**EXERCISE BRIEF**
An exact copy of all the data is required, with pictures left out.

**PROVIDED ENTRIES**
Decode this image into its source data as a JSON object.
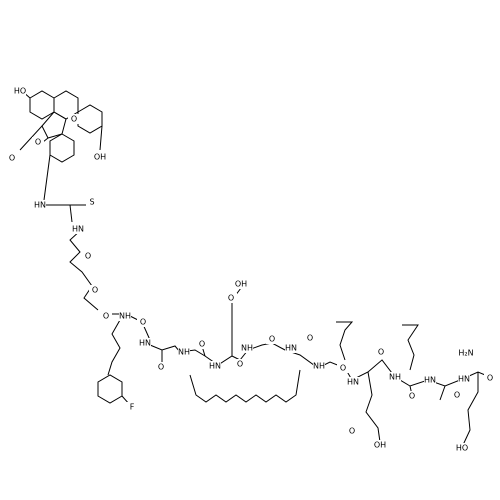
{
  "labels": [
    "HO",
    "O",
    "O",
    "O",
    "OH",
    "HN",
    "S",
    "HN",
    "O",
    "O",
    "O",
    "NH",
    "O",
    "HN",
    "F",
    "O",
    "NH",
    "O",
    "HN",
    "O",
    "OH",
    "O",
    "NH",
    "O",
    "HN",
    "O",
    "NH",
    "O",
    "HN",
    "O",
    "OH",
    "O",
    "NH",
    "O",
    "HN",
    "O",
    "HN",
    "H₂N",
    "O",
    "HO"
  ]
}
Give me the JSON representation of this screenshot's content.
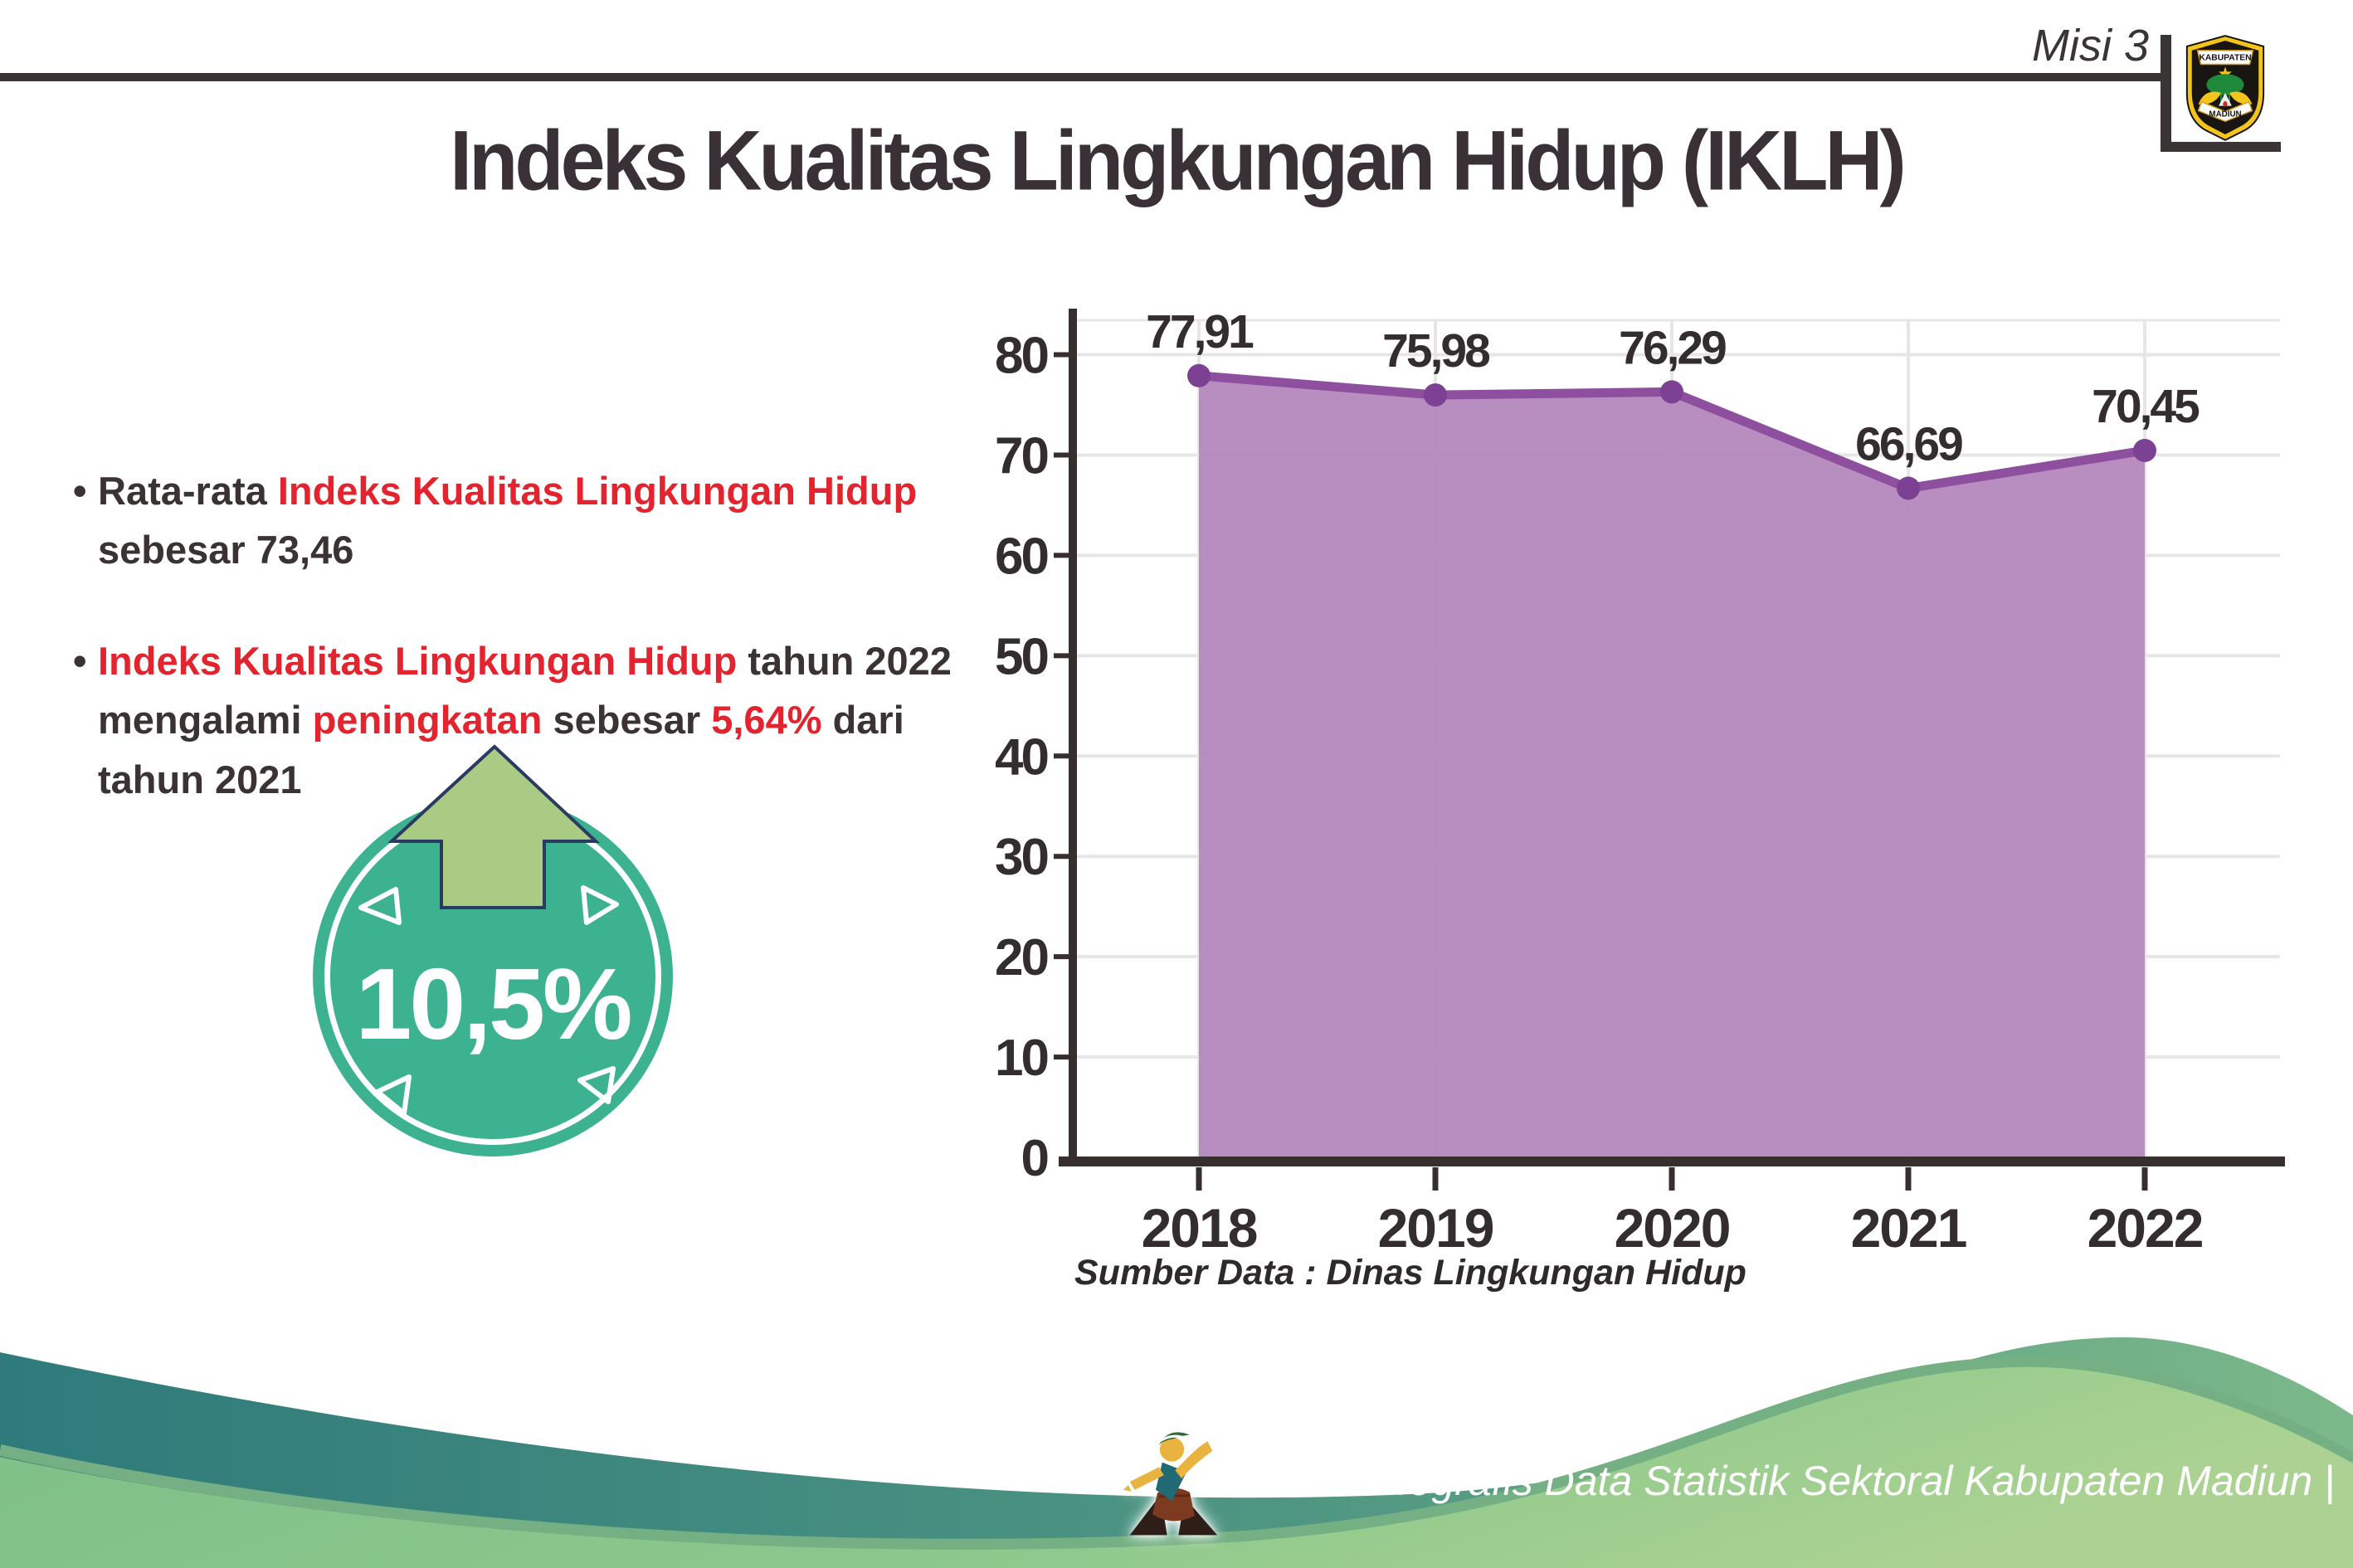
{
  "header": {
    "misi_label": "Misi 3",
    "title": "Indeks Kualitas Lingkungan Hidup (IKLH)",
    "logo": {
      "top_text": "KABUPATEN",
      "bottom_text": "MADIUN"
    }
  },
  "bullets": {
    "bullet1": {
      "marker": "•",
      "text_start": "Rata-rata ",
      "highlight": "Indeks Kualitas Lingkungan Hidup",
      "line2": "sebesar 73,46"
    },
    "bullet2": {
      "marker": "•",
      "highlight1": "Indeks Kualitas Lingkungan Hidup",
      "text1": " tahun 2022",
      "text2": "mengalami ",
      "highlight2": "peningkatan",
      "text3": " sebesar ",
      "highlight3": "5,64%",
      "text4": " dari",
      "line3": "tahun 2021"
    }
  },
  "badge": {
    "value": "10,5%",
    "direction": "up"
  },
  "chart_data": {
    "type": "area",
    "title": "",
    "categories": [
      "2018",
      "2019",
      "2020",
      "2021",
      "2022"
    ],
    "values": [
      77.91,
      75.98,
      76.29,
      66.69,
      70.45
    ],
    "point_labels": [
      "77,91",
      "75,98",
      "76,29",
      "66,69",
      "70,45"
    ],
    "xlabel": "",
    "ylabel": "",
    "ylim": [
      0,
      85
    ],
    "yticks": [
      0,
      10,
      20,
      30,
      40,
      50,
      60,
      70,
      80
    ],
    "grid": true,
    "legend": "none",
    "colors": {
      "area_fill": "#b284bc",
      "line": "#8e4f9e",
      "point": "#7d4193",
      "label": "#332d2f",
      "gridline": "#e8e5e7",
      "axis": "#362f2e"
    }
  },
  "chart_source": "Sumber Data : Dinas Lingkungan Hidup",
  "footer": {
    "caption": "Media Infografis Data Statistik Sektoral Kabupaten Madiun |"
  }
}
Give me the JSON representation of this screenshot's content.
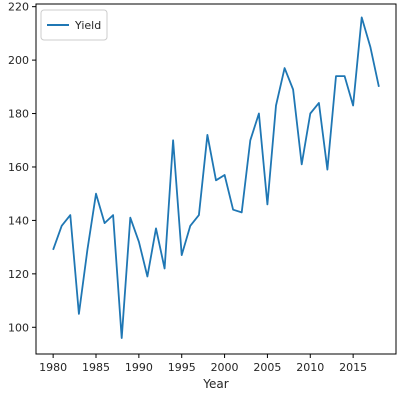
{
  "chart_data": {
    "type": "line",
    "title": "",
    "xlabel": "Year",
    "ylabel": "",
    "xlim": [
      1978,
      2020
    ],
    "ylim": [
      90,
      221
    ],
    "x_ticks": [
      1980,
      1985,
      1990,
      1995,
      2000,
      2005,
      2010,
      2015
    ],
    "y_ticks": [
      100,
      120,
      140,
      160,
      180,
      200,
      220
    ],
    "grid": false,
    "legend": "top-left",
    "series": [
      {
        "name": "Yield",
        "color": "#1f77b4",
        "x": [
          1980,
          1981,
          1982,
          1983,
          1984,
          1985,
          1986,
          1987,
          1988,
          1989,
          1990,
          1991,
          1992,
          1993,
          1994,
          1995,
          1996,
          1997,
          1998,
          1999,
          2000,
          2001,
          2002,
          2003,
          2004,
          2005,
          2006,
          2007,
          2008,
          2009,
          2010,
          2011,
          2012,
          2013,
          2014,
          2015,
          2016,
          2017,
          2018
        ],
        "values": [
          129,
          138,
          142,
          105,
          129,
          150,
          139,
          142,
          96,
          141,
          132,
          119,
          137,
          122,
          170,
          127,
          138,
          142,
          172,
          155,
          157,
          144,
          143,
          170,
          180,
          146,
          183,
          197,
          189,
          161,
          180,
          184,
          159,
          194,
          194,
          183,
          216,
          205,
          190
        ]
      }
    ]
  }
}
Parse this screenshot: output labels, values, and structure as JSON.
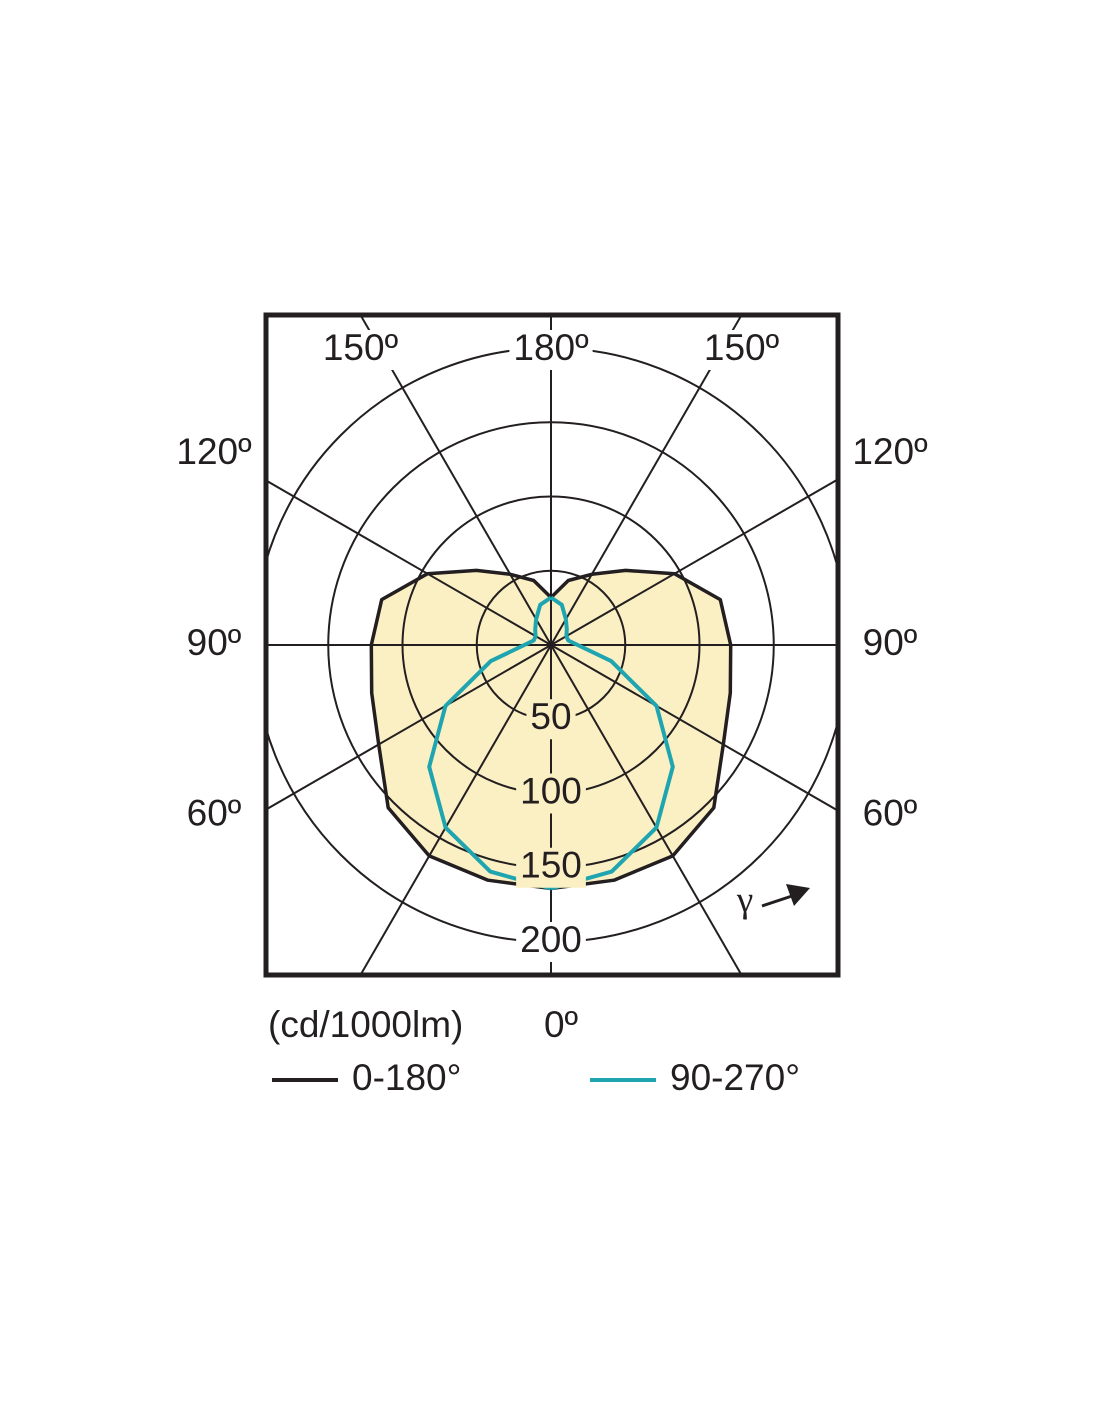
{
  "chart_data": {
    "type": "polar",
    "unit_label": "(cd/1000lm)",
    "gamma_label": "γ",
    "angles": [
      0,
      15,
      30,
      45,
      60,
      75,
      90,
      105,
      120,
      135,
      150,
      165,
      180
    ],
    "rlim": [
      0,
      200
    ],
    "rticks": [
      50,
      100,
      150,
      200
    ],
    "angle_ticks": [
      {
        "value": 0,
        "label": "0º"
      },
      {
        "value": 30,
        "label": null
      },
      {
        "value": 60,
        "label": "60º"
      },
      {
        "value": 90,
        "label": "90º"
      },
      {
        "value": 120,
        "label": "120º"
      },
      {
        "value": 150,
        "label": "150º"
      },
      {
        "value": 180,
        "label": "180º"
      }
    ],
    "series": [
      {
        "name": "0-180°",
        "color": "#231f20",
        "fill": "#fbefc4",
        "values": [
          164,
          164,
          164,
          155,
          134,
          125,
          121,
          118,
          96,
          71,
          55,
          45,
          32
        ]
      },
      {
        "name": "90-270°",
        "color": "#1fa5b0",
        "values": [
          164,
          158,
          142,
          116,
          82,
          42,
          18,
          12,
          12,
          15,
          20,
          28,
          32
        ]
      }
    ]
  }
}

**THE OUTPUT**
Decode this image into its source data as a JSON object.
{
  "labels": [
    "HO",
    "O",
    "O",
    "O",
    "OH",
    "HN",
    "S",
    "HN",
    "O",
    "O",
    "O",
    "NH",
    "O",
    "HN",
    "F",
    "O",
    "NH",
    "O",
    "HN",
    "O",
    "OH",
    "O",
    "NH",
    "O",
    "HN",
    "O",
    "NH",
    "O",
    "HN",
    "O",
    "OH",
    "O",
    "NH",
    "O",
    "HN",
    "O",
    "HN",
    "H₂N",
    "O",
    "HO"
  ]
}
Give me the JSON representation of this screenshot's content.
{
  "header": {
    "misi_label": "Misi 3",
    "title": "Indeks Kualitas Lingkungan Hidup (IKLH)",
    "logo": {
      "top_text": "KABUPATEN",
      "bottom_text": "MADIUN"
    }
  },
  "bullets": {
    "bullet1": {
      "marker": "•",
      "text_start": "Rata-rata ",
      "highlight": "Indeks Kualitas Lingkungan Hidup",
      "line2": "sebesar 73,46"
    },
    "bullet2": {
      "marker": "•",
      "highlight1": "Indeks Kualitas Lingkungan Hidup",
      "text1": " tahun 2022",
      "text2": "mengalami ",
      "highlight2": "peningkatan",
      "text3": " sebesar ",
      "highlight3": "5,64%",
      "text4": " dari",
      "line3": "tahun 2021"
    }
  },
  "badge": {
    "value": "10,5%",
    "direction": "up"
  },
  "chart_data": {
    "type": "area",
    "title": "",
    "categories": [
      "2018",
      "2019",
      "2020",
      "2021",
      "2022"
    ],
    "values": [
      77.91,
      75.98,
      76.29,
      66.69,
      70.45
    ],
    "point_labels": [
      "77,91",
      "75,98",
      "76,29",
      "66,69",
      "70,45"
    ],
    "xlabel": "",
    "ylabel": "",
    "ylim": [
      0,
      85
    ],
    "yticks": [
      0,
      10,
      20,
      30,
      40,
      50,
      60,
      70,
      80
    ],
    "grid": true,
    "legend": "none",
    "colors": {
      "area_fill": "#b284bc",
      "line": "#8e4f9e",
      "point": "#7d4193",
      "label": "#332d2f",
      "gridline": "#e8e5e7",
      "axis": "#362f2e"
    }
  },
  "chart_source": "Sumber Data : Dinas Lingkungan Hidup",
  "footer": {
    "caption": "Media Infografis Data Statistik Sektoral Kabupaten Madiun |"
  }
}
Give me the JSON representation of this screenshot's content.
{
  "chart_data": {
    "type": "line",
    "title": "",
    "xlabel": "Year",
    "ylabel": "",
    "xlim": [
      1978,
      2020
    ],
    "ylim": [
      90,
      221
    ],
    "x_ticks": [
      1980,
      1985,
      1990,
      1995,
      2000,
      2005,
      2010,
      2015
    ],
    "y_ticks": [
      100,
      120,
      140,
      160,
      180,
      200,
      220
    ],
    "grid": false,
    "legend": "top-left",
    "series": [
      {
        "name": "Yield",
        "color": "#1f77b4",
        "x": [
          1980,
          1981,
          1982,
          1983,
          1984,
          1985,
          1986,
          1987,
          1988,
          1989,
          1990,
          1991,
          1992,
          1993,
          1994,
          1995,
          1996,
          1997,
          1998,
          1999,
          2000,
          2001,
          2002,
          2003,
          2004,
          2005,
          2006,
          2007,
          2008,
          2009,
          2010,
          2011,
          2012,
          2013,
          2014,
          2015,
          2016,
          2017,
          2018
        ],
        "values": [
          129,
          138,
          142,
          105,
          129,
          150,
          139,
          142,
          96,
          141,
          132,
          119,
          137,
          122,
          170,
          127,
          138,
          142,
          172,
          155,
          157,
          144,
          143,
          170,
          180,
          146,
          183,
          197,
          189,
          161,
          180,
          184,
          159,
          194,
          194,
          183,
          216,
          205,
          190
        ]
      }
    ]
  }
}
Parse this screenshot: output labels, values, and structure as JSON.
{
  "chart_data": {
    "type": "polar",
    "unit_label": "(cd/1000lm)",
    "gamma_label": "γ",
    "angles": [
      0,
      15,
      30,
      45,
      60,
      75,
      90,
      105,
      120,
      135,
      150,
      165,
      180
    ],
    "rlim": [
      0,
      200
    ],
    "rticks": [
      50,
      100,
      150,
      200
    ],
    "angle_ticks": [
      {
        "value": 0,
        "label": "0º"
      },
      {
        "value": 30,
        "label": null
      },
      {
        "value": 60,
        "label": "60º"
      },
      {
        "value": 90,
        "label": "90º"
      },
      {
        "value": 120,
        "label": "120º"
      },
      {
        "value": 150,
        "label": "150º"
      },
      {
        "value": 180,
        "label": "180º"
      }
    ],
    "series": [
      {
        "name": "0-180°",
        "color": "#231f20",
        "fill": "#fbefc4",
        "values": [
          164,
          164,
          164,
          155,
          134,
          125,
          121,
          118,
          96,
          71,
          55,
          45,
          32
        ]
      },
      {
        "name": "90-270°",
        "color": "#1fa5b0",
        "values": [
          164,
          158,
          142,
          116,
          82,
          42,
          18,
          12,
          12,
          15,
          20,
          28,
          32
        ]
      }
    ]
  }
}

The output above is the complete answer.